*Task objective*.
Print, exactly and completely, every entry in the data.
+---+
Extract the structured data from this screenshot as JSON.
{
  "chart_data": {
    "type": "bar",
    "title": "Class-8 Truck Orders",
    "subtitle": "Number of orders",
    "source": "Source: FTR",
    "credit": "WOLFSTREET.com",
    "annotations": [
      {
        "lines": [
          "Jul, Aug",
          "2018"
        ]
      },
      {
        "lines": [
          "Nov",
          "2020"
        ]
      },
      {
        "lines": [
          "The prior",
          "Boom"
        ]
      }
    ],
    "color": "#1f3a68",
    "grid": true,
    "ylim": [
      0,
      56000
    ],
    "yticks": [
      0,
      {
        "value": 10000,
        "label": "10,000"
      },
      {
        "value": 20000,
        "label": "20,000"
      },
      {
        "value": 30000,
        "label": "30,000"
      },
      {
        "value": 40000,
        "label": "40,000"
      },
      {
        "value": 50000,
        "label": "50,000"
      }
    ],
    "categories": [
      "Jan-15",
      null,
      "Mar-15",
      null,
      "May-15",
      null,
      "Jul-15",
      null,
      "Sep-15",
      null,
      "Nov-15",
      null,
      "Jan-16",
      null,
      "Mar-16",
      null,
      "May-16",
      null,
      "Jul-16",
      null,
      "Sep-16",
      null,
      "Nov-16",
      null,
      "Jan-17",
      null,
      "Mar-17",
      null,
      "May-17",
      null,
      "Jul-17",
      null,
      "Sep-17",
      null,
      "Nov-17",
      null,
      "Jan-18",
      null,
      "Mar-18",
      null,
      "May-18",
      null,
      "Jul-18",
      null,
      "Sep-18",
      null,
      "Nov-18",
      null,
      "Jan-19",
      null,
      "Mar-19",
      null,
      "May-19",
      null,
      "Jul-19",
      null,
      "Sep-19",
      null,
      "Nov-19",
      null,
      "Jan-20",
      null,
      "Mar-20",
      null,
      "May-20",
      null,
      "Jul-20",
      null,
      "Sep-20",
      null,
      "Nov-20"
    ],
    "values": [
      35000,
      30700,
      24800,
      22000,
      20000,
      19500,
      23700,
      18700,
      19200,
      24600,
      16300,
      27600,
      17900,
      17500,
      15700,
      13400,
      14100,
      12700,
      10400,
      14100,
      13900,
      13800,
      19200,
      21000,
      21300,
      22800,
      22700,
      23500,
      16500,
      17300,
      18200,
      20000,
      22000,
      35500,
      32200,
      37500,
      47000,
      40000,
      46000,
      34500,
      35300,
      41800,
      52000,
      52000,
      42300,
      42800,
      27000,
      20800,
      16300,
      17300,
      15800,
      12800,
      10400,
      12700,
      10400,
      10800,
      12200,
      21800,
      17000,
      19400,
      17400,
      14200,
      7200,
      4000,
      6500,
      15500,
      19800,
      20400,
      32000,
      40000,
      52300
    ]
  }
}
+---+
*Task result*.
Extract the structured data from this screenshot as JSON.
{
  "chart_data": {
    "type": "bar",
    "title": "Class-8 Truck Orders",
    "subtitle": "Number of orders",
    "source": "Source: FTR",
    "credit": "WOLFSTREET.com",
    "annotations": [
      {
        "lines": [
          "Jul, Aug",
          "2018"
        ]
      },
      {
        "lines": [
          "Nov",
          "2020"
        ]
      },
      {
        "lines": [
          "The prior",
          "Boom"
        ]
      }
    ],
    "color": "#1f3a68",
    "grid": true,
    "ylim": [
      0,
      56000
    ],
    "yticks": [
      0,
      {
        "value": 10000,
        "label": "10,000"
      },
      {
        "value": 20000,
        "label": "20,000"
      },
      {
        "value": 30000,
        "label": "30,000"
      },
      {
        "value": 40000,
        "label": "40,000"
      },
      {
        "value": 50000,
        "label": "50,000"
      }
    ],
    "categories": [
      "Jan-15",
      null,
      "Mar-15",
      null,
      "May-15",
      null,
      "Jul-15",
      null,
      "Sep-15",
      null,
      "Nov-15",
      null,
      "Jan-16",
      null,
      "Mar-16",
      null,
      "May-16",
      null,
      "Jul-16",
      null,
      "Sep-16",
      null,
      "Nov-16",
      null,
      "Jan-17",
      null,
      "Mar-17",
      null,
      "May-17",
      null,
      "Jul-17",
      null,
      "Sep-17",
      null,
      "Nov-17",
      null,
      "Jan-18",
      null,
      "Mar-18",
      null,
      "May-18",
      null,
      "Jul-18",
      null,
      "Sep-18",
      null,
      "Nov-18",
      null,
      "Jan-19",
      null,
      "Mar-19",
      null,
      "May-19",
      null,
      "Jul-19",
      null,
      "Sep-19",
      null,
      "Nov-19",
      null,
      "Jan-20",
      null,
      "Mar-20",
      null,
      "May-20",
      null,
      "Jul-20",
      null,
      "Sep-20",
      null,
      "Nov-20"
    ],
    "values": [
      35000,
      30700,
      24800,
      22000,
      20000,
      19500,
      23700,
      18700,
      19200,
      24600,
      16300,
      27600,
      17900,
      17500,
      15700,
      13400,
      14100,
      12700,
      10400,
      14100,
      13900,
      13800,
      19200,
      21000,
      21300,
      22800,
      22700,
      23500,
      16500,
      17300,
      18200,
      20000,
      22000,
      35500,
      32200,
      37500,
      47000,
      40000,
      46000,
      34500,
      35300,
      41800,
      52000,
      52000,
      42300,
      42800,
      27000,
      20800,
      16300,
      17300,
      15800,
      12800,
      10400,
      12700,
      10400,
      10800,
      12200,
      21800,
      17000,
      19400,
      17400,
      14200,
      7200,
      4000,
      6500,
      15500,
      19800,
      20400,
      32000,
      40000,
      52300
    ]
  }
}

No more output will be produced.